EXERCISE TASK:
Your answer must consist solely of the number of lines that contain the word "наследия".

....

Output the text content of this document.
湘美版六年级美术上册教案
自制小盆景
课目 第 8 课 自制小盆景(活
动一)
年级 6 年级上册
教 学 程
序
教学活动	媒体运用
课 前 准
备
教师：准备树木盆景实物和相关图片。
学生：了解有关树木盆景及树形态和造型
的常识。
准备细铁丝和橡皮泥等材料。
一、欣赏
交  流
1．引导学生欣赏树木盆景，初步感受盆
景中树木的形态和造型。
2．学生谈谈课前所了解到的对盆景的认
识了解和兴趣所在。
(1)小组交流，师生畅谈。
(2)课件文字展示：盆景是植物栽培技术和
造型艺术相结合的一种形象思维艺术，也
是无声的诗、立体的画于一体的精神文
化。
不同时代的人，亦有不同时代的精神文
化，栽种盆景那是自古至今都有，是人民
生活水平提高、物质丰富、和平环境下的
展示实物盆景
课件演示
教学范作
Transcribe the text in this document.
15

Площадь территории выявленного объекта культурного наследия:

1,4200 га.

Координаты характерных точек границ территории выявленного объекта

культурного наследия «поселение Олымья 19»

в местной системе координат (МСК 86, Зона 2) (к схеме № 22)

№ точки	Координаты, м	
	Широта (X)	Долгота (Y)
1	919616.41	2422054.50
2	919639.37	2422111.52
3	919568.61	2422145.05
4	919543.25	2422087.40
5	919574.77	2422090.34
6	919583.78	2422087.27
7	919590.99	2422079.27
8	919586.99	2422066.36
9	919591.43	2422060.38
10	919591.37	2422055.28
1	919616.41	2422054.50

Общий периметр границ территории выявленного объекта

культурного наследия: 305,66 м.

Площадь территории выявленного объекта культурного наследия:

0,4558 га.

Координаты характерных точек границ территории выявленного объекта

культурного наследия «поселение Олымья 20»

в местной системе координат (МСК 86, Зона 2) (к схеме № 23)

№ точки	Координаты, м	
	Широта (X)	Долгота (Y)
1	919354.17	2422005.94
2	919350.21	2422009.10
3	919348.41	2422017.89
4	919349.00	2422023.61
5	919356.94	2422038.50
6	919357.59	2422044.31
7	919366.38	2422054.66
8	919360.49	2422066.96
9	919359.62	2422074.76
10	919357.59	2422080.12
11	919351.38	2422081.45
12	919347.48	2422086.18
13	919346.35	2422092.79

....

RESULT OF THE EXERCISE:
5